(Data excerpts)
## begin
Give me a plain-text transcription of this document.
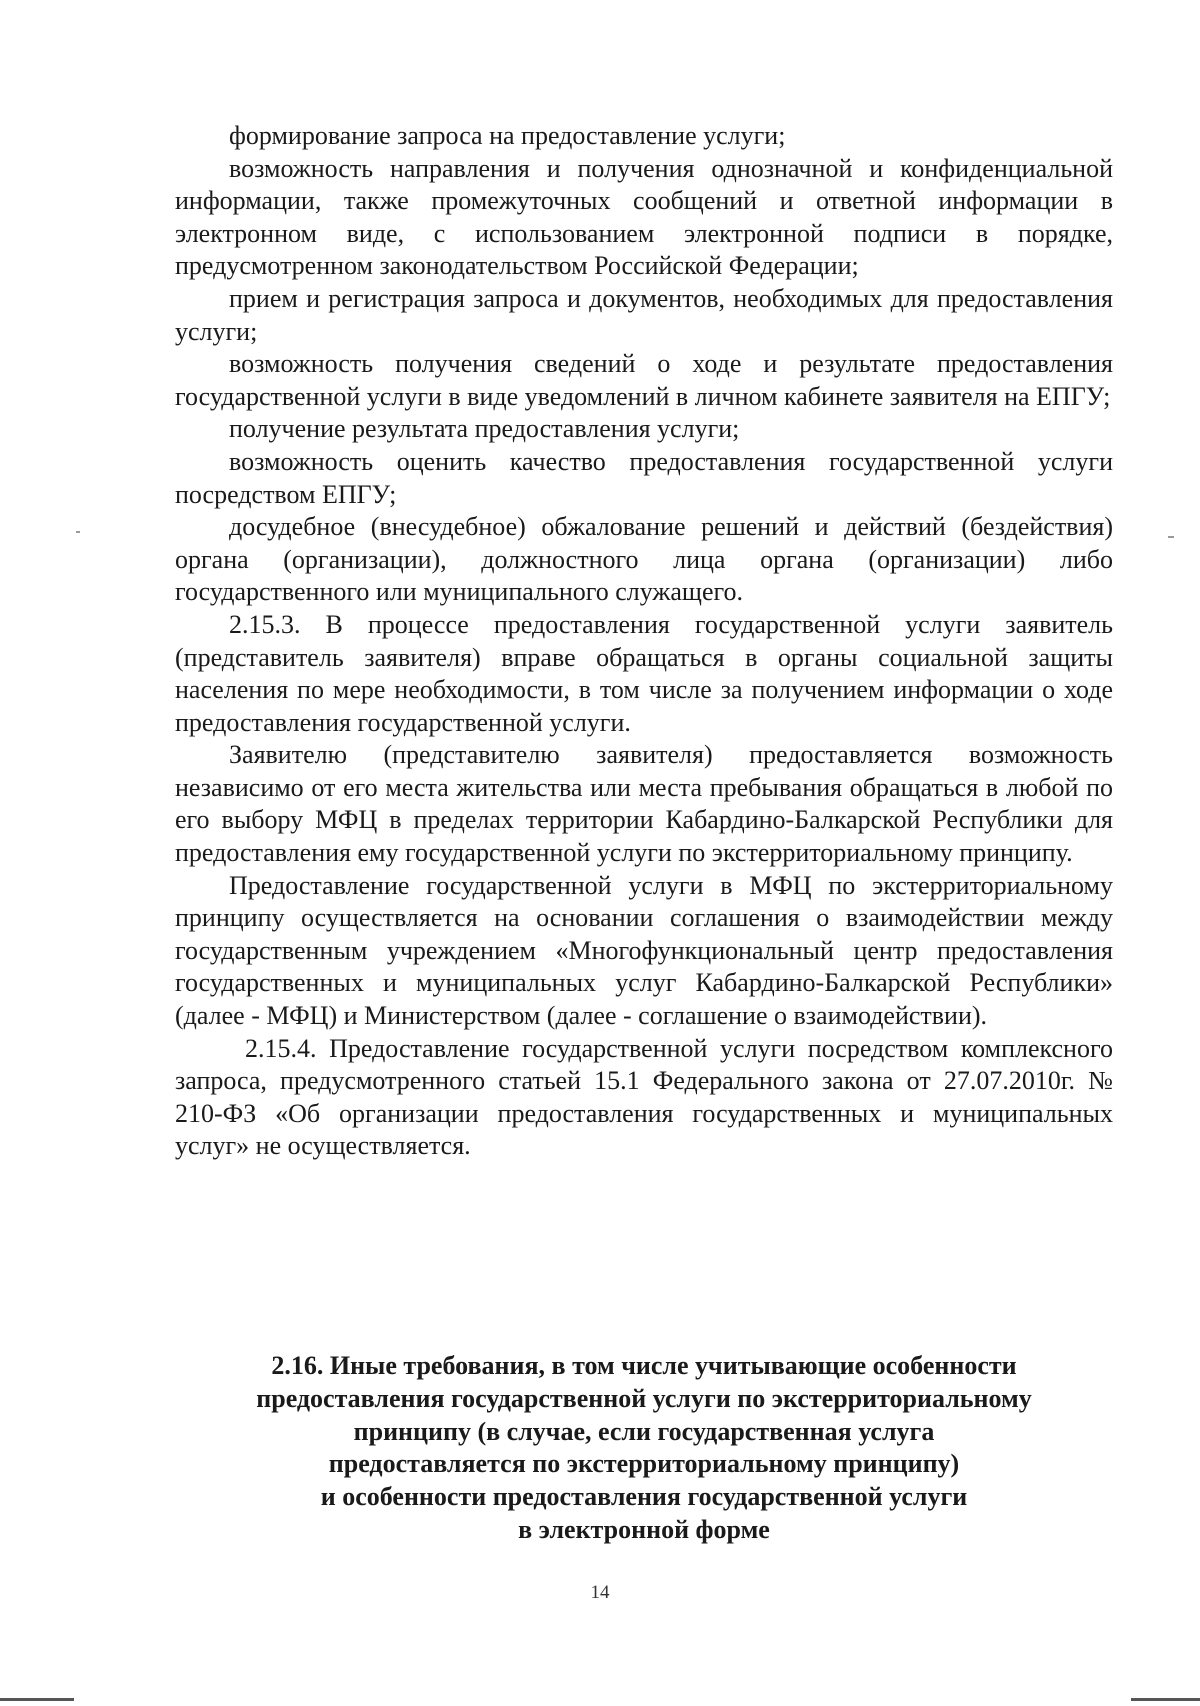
формирование запроса на предоставление услуги;

возможность направления и получения однозначной и конфиденциальной информации, также промежуточных сообщений и ответной информации в электронном виде, с использованием электронной подписи в порядке, предусмотренном законодательством Российской Федерации;

прием и регистрация запроса и документов, необходимых для предоставления услуги;

возможность получения сведений о ходе и результате предоставления государственной услуги в виде уведомлений в личном кабинете заявителя на ЕПГУ;

получение результата предоставления услуги;

возможность оценить качество предоставления государственной услуги посредством ЕПГУ;

досудебное (внесудебное) обжалование решений и действий (бездействия) органа (организации), должностного лица органа (организации) либо государственного или муниципального служащего.

2.15.3. В процессе предоставления государственной услуги заявитель (представитель заявителя) вправе обращаться в органы социальной защиты населения по мере необходимости, в том числе за получением информации о ходе предоставления государственной услуги.

Заявителю (представителю заявителя) предоставляется возможность независимо от его места жительства или места пребывания обращаться в любой по его выбору МФЦ в пределах территории Кабардино-Балкарской Республики для предоставления ему государственной услуги по экстерриториальному принципу.

Предоставление государственной услуги в МФЦ по экстерриториальному принципу осуществляется на основании соглашения о взаимодействии между государственным учреждением «Многофункциональный центр предоставления государственных и муниципальных услуг Кабардино-Балкарской Республики» (далее - МФЦ) и Министерством (далее - соглашение о взаимодействии).

2.15.4. Предоставление государственной услуги посредством комплексного запроса, предусмотренного статьей 15.1 Федерального закона от 27.07.2010г. № 210-ФЗ «Об организации предоставления государственных и муниципальных услуг» не осуществляется.

2.16. Иные требования, в том числе учитывающие особенности
предоставления государственной услуги по экстерриториальному
принципу (в случае, если государственная услуга
предоставляется по экстерриториальному принципу)
и особенности предоставления государственной услуги
в электронной форме
14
## end
_Instructions to follow_
Find each line holding the word "государственных" and copy it.

_Exercise solution_
Предоставление государственной услуги в МФЦ по экстерриториальному принципу осуществляется на основании соглашения о взаимодействии между государственным учреждением «Многофункциональный центр предоставления государственных и муниципальных услуг Кабардино-Балкарской Республики» (далее - МФЦ) и Министерством (далее - соглашение о взаимодействии).
2.15.4. Предоставление государственной услуги посредством комплексного запроса, предусмотренного статьей 15.1 Федерального закона от 27.07.2010г. № 210-ФЗ «Об организации предоставления государственных и муниципальных услуг» не осуществляется.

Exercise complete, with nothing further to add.